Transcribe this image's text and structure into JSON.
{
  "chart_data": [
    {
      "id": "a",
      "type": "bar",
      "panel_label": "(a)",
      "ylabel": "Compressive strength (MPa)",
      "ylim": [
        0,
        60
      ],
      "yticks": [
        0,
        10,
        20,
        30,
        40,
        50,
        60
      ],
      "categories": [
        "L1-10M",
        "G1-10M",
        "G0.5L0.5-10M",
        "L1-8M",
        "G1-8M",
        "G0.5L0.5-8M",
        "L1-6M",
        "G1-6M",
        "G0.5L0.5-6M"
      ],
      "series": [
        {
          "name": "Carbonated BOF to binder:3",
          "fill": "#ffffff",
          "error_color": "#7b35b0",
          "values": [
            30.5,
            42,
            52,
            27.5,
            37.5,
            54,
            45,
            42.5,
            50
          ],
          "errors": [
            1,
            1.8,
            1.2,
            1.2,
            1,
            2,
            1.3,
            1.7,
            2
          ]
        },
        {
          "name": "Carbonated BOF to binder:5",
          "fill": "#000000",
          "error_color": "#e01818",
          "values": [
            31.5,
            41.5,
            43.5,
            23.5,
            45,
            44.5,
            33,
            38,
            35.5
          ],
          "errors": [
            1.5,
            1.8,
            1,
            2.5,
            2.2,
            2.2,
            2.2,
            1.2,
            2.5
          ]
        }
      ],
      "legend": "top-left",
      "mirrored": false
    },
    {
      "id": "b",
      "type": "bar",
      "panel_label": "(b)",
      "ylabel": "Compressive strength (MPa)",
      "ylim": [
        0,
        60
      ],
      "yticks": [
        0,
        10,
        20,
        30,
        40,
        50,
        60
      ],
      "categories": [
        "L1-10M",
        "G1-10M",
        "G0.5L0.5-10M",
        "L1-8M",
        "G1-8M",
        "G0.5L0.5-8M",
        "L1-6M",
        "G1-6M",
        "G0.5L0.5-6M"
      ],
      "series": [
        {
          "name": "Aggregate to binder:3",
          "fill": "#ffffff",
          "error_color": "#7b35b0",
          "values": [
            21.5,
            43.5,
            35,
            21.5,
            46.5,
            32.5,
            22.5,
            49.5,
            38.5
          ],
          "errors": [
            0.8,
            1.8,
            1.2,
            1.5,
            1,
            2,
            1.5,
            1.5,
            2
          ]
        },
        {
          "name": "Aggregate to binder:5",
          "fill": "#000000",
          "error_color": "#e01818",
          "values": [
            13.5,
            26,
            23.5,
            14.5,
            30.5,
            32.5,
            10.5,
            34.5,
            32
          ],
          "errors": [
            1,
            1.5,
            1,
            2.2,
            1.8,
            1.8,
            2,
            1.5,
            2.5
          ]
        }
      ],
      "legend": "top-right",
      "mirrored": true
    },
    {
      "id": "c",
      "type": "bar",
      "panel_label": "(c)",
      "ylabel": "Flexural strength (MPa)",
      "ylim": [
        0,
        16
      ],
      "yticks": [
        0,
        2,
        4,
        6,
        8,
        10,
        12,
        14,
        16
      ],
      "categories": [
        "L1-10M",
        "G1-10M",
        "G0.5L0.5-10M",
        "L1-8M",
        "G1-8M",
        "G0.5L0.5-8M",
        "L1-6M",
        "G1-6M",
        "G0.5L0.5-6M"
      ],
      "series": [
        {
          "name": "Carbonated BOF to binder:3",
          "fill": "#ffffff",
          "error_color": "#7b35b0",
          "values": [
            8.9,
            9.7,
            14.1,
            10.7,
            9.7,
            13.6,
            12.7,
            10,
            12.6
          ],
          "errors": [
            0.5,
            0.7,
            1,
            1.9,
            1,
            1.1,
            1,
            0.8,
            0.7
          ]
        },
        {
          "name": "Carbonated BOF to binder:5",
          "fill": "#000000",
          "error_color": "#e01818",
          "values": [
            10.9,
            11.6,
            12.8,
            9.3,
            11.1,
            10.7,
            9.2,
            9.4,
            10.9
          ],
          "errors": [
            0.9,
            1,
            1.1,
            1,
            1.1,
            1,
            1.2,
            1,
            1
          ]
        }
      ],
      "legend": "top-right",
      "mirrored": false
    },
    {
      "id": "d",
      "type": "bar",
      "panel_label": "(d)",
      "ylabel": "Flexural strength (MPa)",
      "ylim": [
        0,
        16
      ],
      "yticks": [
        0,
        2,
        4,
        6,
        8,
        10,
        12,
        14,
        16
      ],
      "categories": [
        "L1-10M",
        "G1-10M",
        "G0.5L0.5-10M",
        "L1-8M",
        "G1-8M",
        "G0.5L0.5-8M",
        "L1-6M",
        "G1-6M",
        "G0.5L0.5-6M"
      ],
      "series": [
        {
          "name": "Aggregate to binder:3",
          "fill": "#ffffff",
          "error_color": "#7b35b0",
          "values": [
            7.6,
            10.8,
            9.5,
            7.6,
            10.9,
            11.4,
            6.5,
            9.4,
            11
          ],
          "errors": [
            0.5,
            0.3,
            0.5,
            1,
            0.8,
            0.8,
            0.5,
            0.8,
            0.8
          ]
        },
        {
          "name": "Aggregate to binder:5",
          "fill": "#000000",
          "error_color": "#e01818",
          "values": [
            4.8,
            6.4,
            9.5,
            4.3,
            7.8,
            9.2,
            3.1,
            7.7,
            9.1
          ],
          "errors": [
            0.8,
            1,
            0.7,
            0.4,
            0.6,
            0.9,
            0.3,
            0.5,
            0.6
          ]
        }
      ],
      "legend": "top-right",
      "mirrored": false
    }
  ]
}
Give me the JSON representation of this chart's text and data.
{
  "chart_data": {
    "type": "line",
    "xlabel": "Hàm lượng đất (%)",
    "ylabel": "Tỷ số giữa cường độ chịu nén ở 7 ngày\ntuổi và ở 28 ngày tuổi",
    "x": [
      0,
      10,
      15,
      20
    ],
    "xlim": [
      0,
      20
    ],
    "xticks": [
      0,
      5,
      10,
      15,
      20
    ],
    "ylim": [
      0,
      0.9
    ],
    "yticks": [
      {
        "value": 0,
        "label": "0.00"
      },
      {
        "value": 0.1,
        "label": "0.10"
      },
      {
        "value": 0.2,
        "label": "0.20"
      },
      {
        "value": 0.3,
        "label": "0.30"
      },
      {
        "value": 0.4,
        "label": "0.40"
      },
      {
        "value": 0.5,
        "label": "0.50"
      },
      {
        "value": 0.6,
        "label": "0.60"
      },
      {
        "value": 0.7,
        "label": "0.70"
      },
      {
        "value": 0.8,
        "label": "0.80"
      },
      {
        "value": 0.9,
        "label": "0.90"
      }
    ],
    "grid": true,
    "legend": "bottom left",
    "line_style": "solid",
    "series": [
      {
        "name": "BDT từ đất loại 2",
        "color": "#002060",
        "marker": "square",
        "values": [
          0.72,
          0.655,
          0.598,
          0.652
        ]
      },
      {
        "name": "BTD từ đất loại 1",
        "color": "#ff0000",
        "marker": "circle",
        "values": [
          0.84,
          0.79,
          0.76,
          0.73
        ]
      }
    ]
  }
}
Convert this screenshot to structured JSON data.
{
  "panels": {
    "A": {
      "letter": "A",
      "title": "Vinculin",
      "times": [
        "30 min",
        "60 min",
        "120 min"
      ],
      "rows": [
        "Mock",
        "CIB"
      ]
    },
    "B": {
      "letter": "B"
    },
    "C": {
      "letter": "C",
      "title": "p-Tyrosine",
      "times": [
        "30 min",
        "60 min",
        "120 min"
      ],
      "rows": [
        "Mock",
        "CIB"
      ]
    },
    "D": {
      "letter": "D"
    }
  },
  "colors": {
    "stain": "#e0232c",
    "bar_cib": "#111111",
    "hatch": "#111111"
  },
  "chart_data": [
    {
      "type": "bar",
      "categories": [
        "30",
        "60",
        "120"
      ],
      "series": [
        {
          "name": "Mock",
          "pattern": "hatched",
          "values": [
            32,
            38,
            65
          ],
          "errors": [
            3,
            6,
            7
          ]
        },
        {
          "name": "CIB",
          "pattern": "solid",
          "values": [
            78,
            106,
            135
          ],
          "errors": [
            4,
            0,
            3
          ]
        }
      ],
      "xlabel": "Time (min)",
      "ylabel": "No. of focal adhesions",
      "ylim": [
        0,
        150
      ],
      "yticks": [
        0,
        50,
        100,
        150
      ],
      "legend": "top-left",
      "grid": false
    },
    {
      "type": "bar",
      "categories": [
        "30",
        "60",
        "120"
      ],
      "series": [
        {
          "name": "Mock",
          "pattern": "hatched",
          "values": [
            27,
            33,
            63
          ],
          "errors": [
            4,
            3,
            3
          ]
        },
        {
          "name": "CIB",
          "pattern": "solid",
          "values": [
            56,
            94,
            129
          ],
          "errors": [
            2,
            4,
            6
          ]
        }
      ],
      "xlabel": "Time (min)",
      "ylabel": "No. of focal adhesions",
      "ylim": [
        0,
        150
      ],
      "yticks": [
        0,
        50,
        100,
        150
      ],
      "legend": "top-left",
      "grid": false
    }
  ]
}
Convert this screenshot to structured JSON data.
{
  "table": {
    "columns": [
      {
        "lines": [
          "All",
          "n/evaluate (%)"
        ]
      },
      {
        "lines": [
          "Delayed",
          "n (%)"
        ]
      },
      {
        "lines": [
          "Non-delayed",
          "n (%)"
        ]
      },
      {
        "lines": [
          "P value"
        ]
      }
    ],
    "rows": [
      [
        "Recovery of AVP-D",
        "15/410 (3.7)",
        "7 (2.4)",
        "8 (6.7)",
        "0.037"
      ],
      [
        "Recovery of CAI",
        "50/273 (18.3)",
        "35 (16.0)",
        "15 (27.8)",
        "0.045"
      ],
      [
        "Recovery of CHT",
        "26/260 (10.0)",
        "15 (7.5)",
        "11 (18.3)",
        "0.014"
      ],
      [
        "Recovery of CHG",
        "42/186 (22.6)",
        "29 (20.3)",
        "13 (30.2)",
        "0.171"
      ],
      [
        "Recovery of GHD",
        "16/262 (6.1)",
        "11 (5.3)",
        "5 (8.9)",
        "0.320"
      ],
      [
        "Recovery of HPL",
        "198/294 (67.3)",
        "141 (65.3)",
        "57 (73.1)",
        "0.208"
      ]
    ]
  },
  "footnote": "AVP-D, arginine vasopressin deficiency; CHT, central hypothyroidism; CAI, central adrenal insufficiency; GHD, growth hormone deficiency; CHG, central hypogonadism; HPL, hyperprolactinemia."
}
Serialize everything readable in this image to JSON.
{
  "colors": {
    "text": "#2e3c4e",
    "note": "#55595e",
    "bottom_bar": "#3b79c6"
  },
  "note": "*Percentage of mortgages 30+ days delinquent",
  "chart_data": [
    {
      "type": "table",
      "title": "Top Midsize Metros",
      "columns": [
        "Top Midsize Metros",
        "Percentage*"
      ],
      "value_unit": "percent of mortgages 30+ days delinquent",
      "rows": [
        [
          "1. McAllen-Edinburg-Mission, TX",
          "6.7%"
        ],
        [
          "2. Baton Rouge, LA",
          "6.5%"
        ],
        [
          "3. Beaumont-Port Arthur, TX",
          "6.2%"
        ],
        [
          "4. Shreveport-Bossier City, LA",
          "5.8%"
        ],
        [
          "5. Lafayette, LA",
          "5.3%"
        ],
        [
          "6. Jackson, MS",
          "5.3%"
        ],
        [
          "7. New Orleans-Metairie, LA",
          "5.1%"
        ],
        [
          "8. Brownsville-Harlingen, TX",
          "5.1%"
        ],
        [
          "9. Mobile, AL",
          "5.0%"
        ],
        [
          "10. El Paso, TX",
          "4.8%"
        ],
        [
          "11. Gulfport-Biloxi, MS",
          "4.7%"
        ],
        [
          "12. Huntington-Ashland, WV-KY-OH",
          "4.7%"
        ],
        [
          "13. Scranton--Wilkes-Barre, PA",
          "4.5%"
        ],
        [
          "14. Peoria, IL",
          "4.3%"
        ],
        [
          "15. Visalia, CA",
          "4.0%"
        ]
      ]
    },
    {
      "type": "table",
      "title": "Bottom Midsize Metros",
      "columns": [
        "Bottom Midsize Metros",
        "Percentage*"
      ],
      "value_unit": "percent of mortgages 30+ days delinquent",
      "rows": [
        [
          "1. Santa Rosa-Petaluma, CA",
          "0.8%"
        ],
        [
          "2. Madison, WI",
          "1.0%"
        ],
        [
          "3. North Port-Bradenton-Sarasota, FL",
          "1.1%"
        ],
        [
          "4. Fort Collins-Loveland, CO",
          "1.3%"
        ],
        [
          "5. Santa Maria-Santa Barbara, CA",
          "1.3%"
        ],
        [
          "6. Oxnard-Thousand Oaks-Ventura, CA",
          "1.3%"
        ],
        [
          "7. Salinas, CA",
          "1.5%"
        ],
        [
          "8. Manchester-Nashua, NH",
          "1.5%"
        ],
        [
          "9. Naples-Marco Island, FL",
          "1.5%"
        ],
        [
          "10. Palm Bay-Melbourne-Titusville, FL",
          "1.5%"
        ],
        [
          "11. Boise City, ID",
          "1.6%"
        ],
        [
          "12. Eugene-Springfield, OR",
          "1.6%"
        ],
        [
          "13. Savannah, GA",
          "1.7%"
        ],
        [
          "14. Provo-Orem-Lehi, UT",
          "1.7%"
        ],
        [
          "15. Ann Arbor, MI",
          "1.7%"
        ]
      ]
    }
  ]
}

GIVEN EXERCISE -
Take every line from the data above that holds "Santa" and copy it out.

RESULT -
          "1. Santa Rosa-Petaluma, CA",
          "5. Santa Maria-Santa Barbara, CA",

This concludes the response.